Directive: Every record here should be printed again exactly.
** start Records to use **
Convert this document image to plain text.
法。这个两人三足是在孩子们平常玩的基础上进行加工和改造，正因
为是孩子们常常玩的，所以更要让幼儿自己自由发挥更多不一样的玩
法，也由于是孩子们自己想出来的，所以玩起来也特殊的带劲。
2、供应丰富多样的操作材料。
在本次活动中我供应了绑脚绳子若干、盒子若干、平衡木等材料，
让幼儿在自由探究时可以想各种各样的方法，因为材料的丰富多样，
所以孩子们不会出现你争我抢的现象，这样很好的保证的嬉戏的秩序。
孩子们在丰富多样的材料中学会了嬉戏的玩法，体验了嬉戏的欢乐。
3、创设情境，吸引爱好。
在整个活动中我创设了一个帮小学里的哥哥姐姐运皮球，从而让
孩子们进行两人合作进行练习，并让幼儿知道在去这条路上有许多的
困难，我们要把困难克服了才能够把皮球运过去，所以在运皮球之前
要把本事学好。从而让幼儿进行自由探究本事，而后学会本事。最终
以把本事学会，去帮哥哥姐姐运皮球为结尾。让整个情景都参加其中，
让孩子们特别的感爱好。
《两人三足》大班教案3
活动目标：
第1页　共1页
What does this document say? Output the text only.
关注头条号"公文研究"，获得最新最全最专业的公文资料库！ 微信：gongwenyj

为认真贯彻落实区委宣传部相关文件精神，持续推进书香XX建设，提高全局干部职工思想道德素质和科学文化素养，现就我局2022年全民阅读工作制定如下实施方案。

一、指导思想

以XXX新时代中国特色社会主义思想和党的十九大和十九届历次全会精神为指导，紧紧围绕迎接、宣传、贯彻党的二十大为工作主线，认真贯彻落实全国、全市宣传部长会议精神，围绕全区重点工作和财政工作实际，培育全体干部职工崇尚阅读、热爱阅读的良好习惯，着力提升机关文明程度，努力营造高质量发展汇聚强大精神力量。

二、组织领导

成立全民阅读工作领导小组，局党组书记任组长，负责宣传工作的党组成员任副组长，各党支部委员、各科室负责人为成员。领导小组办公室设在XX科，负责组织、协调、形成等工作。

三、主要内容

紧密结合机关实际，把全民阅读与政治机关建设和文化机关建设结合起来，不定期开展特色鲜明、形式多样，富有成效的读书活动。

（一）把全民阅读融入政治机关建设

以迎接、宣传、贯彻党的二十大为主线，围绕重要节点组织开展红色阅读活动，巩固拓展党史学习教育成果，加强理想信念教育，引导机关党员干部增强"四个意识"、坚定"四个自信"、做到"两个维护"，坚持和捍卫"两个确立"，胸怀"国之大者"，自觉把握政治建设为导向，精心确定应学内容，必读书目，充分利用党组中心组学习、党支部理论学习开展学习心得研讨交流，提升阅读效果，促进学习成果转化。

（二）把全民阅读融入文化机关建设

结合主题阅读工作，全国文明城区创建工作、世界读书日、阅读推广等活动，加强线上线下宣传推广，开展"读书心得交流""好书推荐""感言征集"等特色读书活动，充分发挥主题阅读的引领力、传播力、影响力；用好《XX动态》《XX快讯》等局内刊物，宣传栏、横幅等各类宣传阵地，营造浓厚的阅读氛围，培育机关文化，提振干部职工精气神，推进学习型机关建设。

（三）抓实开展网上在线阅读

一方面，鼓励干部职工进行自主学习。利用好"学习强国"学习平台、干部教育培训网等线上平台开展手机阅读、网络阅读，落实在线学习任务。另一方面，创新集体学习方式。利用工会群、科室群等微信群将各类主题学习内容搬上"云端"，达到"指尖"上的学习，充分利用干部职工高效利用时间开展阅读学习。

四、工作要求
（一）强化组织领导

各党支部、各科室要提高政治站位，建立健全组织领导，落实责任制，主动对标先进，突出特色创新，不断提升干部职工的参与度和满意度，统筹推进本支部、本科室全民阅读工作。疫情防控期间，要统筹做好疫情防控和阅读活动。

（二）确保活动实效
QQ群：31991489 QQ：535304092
** end Records to use **
Correct output:
Convert this document image to plain text.
法。这个两人三足是在孩子们平常玩的基础上进行加工和改造，正因
为是孩子们常常玩的，所以更要让幼儿自己自由发挥更多不一样的玩
法，也由于是孩子们自己想出来的，所以玩起来也特殊的带劲。
2、供应丰富多样的操作材料。
在本次活动中我供应了绑脚绳子若干、盒子若干、平衡木等材料，
让幼儿在自由探究时可以想各种各样的方法，因为材料的丰富多样，
所以孩子们不会出现你争我抢的现象，这样很好的保证的嬉戏的秩序。
孩子们在丰富多样的材料中学会了嬉戏的玩法，体验了嬉戏的欢乐。
3、创设情境，吸引爱好。
在整个活动中我创设了一个帮小学里的哥哥姐姐运皮球，从而让
孩子们进行两人合作进行练习，并让幼儿知道在去这条路上有许多的
困难，我们要把困难克服了才能够把皮球运过去，所以在运皮球之前
要把本事学好。从而让幼儿进行自由探究本事，而后学会本事。最终
以把本事学会，去帮哥哥姐姐运皮球为结尾。让整个情景都参加其中，
让孩子们特别的感爱好。
《两人三足》大班教案3
活动目标：
第1页　共1页
What does this document say? Output the text only.
关注头条号"公文研究"，获得最新最全最专业的公文资料库！ 微信：gongwenyj

为认真贯彻落实区委宣传部相关文件精神，持续推进书香XX建设，提高全局干部职工思想道德素质和科学文化素养，现就我局2022年全民阅读工作制定如下实施方案。

一、指导思想

以XXX新时代中国特色社会主义思想和党的十九大和十九届历次全会精神为指导，紧紧围绕迎接、宣传、贯彻党的二十大为工作主线，认真贯彻落实全国、全市宣传部长会议精神，围绕全区重点工作和财政工作实际，培育全体干部职工崇尚阅读、热爱阅读的良好习惯，着力提升机关文明程度，努力营造高质量发展汇聚强大精神力量。

二、组织领导

成立全民阅读工作领导小组，局党组书记任组长，负责宣传工作的党组成员任副组长，各党支部委员、各科室负责人为成员。领导小组办公室设在XX科，负责组织、协调、形成等工作。

三、主要内容

紧密结合机关实际，把全民阅读与政治机关建设和文化机关建设结合起来，不定期开展特色鲜明、形式多样，富有成效的读书活动。

（一）把全民阅读融入政治机关建设

以迎接、宣传、贯彻党的二十大为主线，围绕重要节点组织开展红色阅读活动，巩固拓展党史学习教育成果，加强理想信念教育，引导机关党员干部增强"四个意识"、坚定"四个自信"、做到"两个维护"，坚持和捍卫"两个确立"，胸怀"国之大者"，自觉把握政治建设为导向，精心确定应学内容，必读书目，充分利用党组中心组学习、党支部理论学习开展学习心得研讨交流，提升阅读效果，促进学习成果转化。

（二）把全民阅读融入文化机关建设

结合主题阅读工作，全国文明城区创建工作、世界读书日、阅读推广等活动，加强线上线下宣传推广，开展"读书心得交流""好书推荐""感言征集"等特色读书活动，充分发挥主题阅读的引领力、传播力、影响力；用好《XX动态》《XX快讯》等局内刊物，宣传栏、横幅等各类宣传阵地，营造浓厚的阅读氛围，培育机关文化，提振干部职工精气神，推进学习型机关建设。

（三）抓实开展网上在线阅读

一方面，鼓励干部职工进行自主学习。利用好"学习强国"学习平台、干部教育培训网等线上平台开展手机阅读、网络阅读，落实在线学习任务。另一方面，创新集体学习方式。利用工会群、科室群等微信群将各类主题学习内容搬上"云端"，达到"指尖"上的学习，充分利用干部职工高效利用时间开展阅读学习。

四、工作要求
（一）强化组织领导

各党支部、各科室要提高政治站位，建立健全组织领导，落实责任制，主动对标先进，突出特色创新，不断提升干部职工的参与度和满意度，统筹推进本支部、本科室全民阅读工作。疫情防控期间，要统筹做好疫情防控和阅读活动。

（二）确保活动实效
QQ群：31991489 QQ：535304092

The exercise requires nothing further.